--- start MATERIAL FOR THIS TASK ---
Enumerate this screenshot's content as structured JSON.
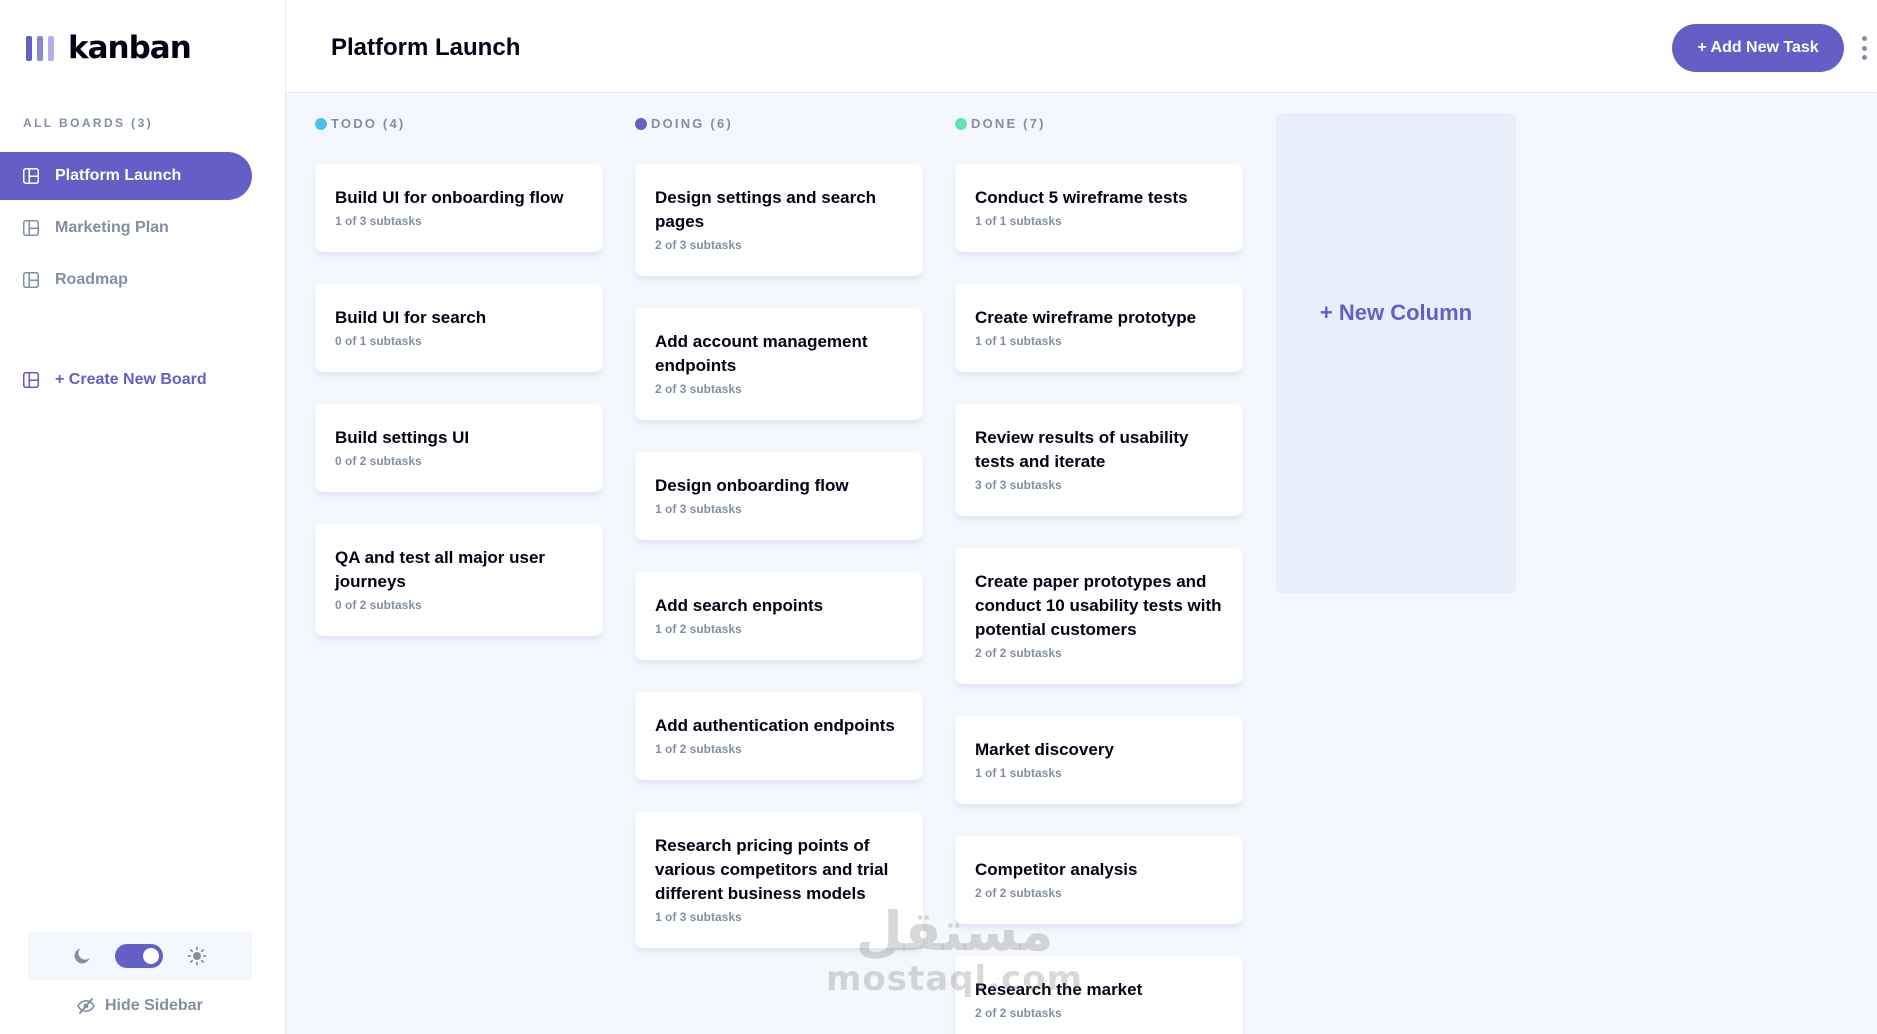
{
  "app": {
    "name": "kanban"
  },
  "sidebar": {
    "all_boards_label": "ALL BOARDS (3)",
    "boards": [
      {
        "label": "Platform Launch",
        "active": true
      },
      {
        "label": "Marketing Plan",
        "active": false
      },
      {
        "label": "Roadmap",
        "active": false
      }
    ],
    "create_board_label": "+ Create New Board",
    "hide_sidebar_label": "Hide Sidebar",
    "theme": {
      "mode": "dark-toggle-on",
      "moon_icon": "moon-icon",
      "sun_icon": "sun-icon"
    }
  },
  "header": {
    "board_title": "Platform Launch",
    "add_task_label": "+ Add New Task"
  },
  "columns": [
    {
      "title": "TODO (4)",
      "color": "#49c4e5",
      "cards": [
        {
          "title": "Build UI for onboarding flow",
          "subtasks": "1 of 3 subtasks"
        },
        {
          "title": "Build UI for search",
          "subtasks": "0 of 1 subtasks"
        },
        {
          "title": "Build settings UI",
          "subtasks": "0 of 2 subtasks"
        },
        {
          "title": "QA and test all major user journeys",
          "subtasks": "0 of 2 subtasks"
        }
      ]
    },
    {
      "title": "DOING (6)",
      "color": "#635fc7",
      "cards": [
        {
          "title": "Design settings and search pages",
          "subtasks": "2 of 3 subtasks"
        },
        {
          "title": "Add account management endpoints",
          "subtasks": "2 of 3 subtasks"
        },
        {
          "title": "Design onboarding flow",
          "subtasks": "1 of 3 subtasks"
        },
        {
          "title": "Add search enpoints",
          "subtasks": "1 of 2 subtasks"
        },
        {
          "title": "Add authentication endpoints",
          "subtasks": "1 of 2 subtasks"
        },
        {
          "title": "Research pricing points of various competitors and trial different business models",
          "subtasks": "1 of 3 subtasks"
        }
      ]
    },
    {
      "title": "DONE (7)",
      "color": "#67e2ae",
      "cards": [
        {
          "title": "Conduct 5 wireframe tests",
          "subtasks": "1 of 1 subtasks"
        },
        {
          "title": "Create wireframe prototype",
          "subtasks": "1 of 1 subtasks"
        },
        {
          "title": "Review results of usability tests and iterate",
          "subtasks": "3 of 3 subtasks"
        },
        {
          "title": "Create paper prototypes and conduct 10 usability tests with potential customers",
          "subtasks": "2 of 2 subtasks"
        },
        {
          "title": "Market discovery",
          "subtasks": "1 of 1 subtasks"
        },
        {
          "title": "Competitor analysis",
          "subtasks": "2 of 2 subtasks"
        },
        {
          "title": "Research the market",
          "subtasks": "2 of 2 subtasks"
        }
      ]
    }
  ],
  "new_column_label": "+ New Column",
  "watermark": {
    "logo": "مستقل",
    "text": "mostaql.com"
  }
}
--- end MATERIAL FOR THIS TASK ---
--- start MATERIAL FOR THIS TASK ---
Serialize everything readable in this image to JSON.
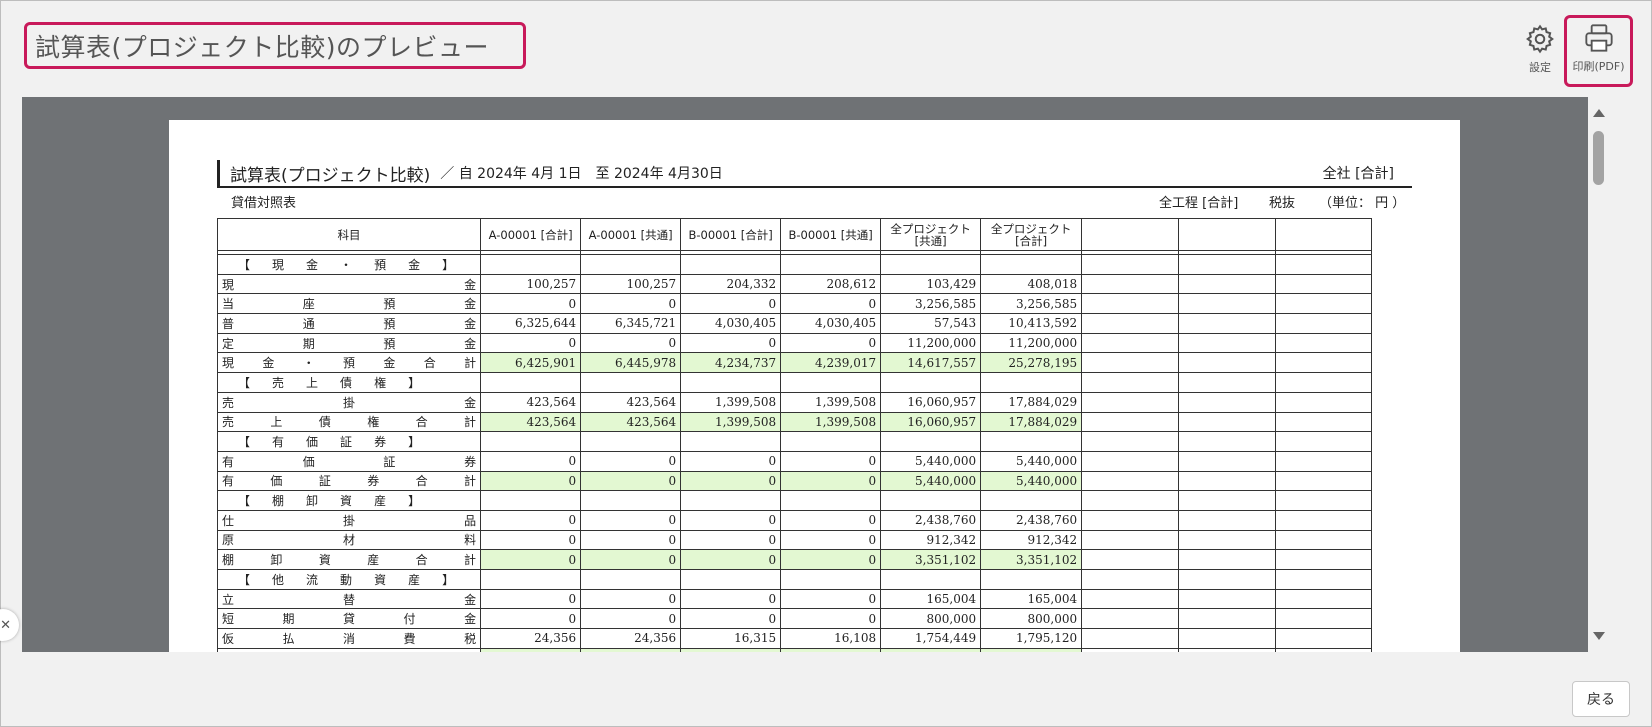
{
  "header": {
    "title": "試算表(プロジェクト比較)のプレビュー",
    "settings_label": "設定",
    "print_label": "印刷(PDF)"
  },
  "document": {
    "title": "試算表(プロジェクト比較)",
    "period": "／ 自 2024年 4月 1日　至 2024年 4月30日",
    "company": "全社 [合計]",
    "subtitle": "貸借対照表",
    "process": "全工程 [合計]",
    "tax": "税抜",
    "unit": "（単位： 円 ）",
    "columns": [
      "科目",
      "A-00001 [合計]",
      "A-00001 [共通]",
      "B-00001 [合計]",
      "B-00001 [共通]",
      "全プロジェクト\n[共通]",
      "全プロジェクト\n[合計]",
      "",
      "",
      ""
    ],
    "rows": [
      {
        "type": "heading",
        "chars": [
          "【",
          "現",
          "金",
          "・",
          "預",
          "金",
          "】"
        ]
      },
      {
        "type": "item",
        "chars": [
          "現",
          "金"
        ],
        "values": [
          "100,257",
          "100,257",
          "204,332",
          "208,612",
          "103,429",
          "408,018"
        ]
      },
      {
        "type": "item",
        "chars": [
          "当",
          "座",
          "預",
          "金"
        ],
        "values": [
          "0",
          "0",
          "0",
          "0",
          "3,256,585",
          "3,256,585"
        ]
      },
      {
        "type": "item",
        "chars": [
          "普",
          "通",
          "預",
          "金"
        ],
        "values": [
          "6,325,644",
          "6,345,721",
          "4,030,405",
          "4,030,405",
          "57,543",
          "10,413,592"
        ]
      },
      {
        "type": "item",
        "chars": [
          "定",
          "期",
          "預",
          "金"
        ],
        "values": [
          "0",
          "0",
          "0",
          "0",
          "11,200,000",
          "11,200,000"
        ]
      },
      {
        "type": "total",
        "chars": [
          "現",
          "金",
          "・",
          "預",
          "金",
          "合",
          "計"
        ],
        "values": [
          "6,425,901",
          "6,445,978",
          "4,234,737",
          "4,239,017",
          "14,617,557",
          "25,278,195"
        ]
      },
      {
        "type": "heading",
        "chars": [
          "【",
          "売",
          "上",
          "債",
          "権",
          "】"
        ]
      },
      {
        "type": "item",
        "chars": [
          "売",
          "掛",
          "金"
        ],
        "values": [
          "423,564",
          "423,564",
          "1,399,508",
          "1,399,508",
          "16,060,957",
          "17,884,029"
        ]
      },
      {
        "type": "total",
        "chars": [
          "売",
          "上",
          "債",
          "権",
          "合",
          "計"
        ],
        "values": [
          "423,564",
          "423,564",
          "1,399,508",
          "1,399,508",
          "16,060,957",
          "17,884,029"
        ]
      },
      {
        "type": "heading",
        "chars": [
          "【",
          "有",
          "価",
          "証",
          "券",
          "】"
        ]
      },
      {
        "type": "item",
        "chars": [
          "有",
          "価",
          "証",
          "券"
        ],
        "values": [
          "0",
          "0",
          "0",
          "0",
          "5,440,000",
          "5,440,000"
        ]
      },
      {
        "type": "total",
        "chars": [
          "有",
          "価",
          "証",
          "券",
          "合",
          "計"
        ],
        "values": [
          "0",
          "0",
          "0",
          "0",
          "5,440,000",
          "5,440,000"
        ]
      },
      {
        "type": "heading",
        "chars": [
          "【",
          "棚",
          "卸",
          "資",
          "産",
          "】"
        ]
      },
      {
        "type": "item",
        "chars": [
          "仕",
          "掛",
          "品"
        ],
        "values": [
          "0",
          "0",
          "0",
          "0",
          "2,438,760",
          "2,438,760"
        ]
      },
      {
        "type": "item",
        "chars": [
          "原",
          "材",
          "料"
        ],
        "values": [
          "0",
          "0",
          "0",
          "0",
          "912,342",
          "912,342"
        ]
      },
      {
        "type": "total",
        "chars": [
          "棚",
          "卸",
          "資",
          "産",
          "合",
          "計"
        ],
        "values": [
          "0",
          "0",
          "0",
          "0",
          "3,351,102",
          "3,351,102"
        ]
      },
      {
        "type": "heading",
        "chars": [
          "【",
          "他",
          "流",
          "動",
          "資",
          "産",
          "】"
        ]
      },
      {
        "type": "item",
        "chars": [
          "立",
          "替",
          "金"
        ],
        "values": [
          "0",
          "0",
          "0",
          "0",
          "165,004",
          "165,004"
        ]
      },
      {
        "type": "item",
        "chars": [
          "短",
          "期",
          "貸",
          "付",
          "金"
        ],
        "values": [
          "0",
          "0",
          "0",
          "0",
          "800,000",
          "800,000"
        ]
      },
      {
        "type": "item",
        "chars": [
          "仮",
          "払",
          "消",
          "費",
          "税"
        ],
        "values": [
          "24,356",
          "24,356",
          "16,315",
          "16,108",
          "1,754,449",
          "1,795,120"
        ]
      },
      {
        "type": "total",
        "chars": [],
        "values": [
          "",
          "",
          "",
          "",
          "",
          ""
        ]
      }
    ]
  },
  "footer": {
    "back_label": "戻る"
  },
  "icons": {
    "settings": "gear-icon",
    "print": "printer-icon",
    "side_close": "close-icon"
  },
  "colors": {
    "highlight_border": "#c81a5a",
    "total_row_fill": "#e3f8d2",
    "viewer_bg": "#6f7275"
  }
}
--- end MATERIAL FOR THIS TASK ---
WHAT THE TASK REQUIRES: Using the listing above, pick out each line that contains the word "wireframe", then copy it.

PROBLEM SOLUTION:
          "title": "Conduct 5 wireframe tests",
          "title": "Create wireframe prototype",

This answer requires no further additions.